▸ STATED PROBLEM
Write out each entry again. Keep every word exactly as it is.

▸ DATA EXCERPTS
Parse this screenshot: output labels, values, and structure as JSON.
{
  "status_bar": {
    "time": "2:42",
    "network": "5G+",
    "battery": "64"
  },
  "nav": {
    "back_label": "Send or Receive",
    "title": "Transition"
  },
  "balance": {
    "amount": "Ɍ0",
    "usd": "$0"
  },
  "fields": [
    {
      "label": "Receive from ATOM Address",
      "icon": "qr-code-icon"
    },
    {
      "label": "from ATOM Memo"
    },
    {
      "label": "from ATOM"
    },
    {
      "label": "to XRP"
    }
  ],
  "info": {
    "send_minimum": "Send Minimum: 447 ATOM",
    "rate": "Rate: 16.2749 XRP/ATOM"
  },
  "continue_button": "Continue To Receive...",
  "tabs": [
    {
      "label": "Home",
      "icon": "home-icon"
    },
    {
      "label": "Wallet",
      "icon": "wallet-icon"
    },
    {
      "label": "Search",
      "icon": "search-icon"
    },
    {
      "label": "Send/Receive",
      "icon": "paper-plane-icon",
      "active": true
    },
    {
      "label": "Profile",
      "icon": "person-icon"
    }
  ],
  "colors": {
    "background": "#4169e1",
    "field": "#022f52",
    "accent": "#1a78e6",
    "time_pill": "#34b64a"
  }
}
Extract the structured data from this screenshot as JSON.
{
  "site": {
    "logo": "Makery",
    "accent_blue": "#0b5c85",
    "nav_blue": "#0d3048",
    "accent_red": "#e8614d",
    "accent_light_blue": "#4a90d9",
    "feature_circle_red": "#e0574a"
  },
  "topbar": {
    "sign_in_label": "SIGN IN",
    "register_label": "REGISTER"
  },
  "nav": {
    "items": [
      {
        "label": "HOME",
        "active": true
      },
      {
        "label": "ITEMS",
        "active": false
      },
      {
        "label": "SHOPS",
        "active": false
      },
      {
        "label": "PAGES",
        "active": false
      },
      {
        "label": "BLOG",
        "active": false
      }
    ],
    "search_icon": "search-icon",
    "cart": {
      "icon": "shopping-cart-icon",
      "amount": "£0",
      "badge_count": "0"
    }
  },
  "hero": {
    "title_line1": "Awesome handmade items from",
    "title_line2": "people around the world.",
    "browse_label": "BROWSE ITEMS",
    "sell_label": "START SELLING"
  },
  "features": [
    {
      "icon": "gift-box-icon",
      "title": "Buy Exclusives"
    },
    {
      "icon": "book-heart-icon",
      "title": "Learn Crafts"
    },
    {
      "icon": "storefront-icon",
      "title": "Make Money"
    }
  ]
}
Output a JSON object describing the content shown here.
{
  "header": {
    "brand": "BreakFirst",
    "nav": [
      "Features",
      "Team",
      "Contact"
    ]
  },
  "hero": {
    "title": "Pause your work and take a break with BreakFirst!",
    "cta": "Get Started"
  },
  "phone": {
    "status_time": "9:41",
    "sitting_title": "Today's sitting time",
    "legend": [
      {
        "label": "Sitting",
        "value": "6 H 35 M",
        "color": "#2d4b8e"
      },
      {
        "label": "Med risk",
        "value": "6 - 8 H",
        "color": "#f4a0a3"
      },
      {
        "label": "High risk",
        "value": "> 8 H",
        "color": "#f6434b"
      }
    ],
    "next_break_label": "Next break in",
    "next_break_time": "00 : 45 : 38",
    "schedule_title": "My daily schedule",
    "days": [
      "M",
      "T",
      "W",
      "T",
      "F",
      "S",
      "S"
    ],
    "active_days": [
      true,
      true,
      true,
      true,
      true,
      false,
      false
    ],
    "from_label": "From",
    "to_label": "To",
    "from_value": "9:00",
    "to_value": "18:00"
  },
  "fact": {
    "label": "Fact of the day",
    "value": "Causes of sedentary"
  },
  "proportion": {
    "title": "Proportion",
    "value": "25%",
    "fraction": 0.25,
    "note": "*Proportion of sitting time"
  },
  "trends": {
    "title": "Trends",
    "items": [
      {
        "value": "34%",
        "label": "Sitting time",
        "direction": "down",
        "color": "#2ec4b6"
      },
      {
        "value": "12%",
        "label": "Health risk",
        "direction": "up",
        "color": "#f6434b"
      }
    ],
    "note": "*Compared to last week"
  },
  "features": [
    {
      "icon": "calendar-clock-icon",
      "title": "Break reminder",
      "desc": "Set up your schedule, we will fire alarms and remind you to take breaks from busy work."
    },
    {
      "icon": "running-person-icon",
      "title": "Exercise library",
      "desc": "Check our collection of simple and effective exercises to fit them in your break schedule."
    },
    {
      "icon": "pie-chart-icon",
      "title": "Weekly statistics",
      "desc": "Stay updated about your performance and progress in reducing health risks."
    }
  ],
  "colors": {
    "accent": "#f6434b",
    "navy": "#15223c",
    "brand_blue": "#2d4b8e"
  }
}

▸ OUTPUT FOR THIS EXERCISE
Parse this screenshot: output labels, values, and structure as JSON.
{
  "status_bar": {
    "time": "2:42",
    "network": "5G+",
    "battery": "64"
  },
  "nav": {
    "back_label": "Send or Receive",
    "title": "Transition"
  },
  "balance": {
    "amount": "Ɍ0",
    "usd": "$0"
  },
  "fields": [
    {
      "label": "Receive from ATOM Address",
      "icon": "qr-code-icon"
    },
    {
      "label": "from ATOM Memo"
    },
    {
      "label": "from ATOM"
    },
    {
      "label": "to XRP"
    }
  ],
  "info": {
    "send_minimum": "Send Minimum: 447 ATOM",
    "rate": "Rate: 16.2749 XRP/ATOM"
  },
  "continue_button": "Continue To Receive...",
  "tabs": [
    {
      "label": "Home",
      "icon": "home-icon"
    },
    {
      "label": "Wallet",
      "icon": "wallet-icon"
    },
    {
      "label": "Search",
      "icon": "search-icon"
    },
    {
      "label": "Send/Receive",
      "icon": "paper-plane-icon",
      "active": true
    },
    {
      "label": "Profile",
      "icon": "person-icon"
    }
  ],
  "colors": {
    "background": "#4169e1",
    "field": "#022f52",
    "accent": "#1a78e6",
    "time_pill": "#34b64a"
  }
}
Extract the structured data from this screenshot as JSON.
{
  "site": {
    "logo": "Makery",
    "accent_blue": "#0b5c85",
    "nav_blue": "#0d3048",
    "accent_red": "#e8614d",
    "accent_light_blue": "#4a90d9",
    "feature_circle_red": "#e0574a"
  },
  "topbar": {
    "sign_in_label": "SIGN IN",
    "register_label": "REGISTER"
  },
  "nav": {
    "items": [
      {
        "label": "HOME",
        "active": true
      },
      {
        "label": "ITEMS",
        "active": false
      },
      {
        "label": "SHOPS",
        "active": false
      },
      {
        "label": "PAGES",
        "active": false
      },
      {
        "label": "BLOG",
        "active": false
      }
    ],
    "search_icon": "search-icon",
    "cart": {
      "icon": "shopping-cart-icon",
      "amount": "£0",
      "badge_count": "0"
    }
  },
  "hero": {
    "title_line1": "Awesome handmade items from",
    "title_line2": "people around the world.",
    "browse_label": "BROWSE ITEMS",
    "sell_label": "START SELLING"
  },
  "features": [
    {
      "icon": "gift-box-icon",
      "title": "Buy Exclusives"
    },
    {
      "icon": "book-heart-icon",
      "title": "Learn Crafts"
    },
    {
      "icon": "storefront-icon",
      "title": "Make Money"
    }
  ]
}
Output a JSON object describing the content shown here.
{
  "header": {
    "brand": "BreakFirst",
    "nav": [
      "Features",
      "Team",
      "Contact"
    ]
  },
  "hero": {
    "title": "Pause your work and take a break with BreakFirst!",
    "cta": "Get Started"
  },
  "phone": {
    "status_time": "9:41",
    "sitting_title": "Today's sitting time",
    "legend": [
      {
        "label": "Sitting",
        "value": "6 H 35 M",
        "color": "#2d4b8e"
      },
      {
        "label": "Med risk",
        "value": "6 - 8 H",
        "color": "#f4a0a3"
      },
      {
        "label": "High risk",
        "value": "> 8 H",
        "color": "#f6434b"
      }
    ],
    "next_break_label": "Next break in",
    "next_break_time": "00 : 45 : 38",
    "schedule_title": "My daily schedule",
    "days": [
      "M",
      "T",
      "W",
      "T",
      "F",
      "S",
      "S"
    ],
    "active_days": [
      true,
      true,
      true,
      true,
      true,
      false,
      false
    ],
    "from_label": "From",
    "to_label": "To",
    "from_value": "9:00",
    "to_value": "18:00"
  },
  "fact": {
    "label": "Fact of the day",
    "value": "Causes of sedentary"
  },
  "proportion": {
    "title": "Proportion",
    "value": "25%",
    "fraction": 0.25,
    "note": "*Proportion of sitting time"
  },
  "trends": {
    "title": "Trends",
    "items": [
      {
        "value": "34%",
        "label": "Sitting time",
        "direction": "down",
        "color": "#2ec4b6"
      },
      {
        "value": "12%",
        "label": "Health risk",
        "direction": "up",
        "color": "#f6434b"
      }
    ],
    "note": "*Compared to last week"
  },
  "features": [
    {
      "icon": "calendar-clock-icon",
      "title": "Break reminder",
      "desc": "Set up your schedule, we will fire alarms and remind you to take breaks from busy work."
    },
    {
      "icon": "running-person-icon",
      "title": "Exercise library",
      "desc": "Check our collection of simple and effective exercises to fit them in your break schedule."
    },
    {
      "icon": "pie-chart-icon",
      "title": "Weekly statistics",
      "desc": "Stay updated about your performance and progress in reducing health risks."
    }
  ],
  "colors": {
    "accent": "#f6434b",
    "navy": "#15223c",
    "brand_blue": "#2d4b8e"
  }
}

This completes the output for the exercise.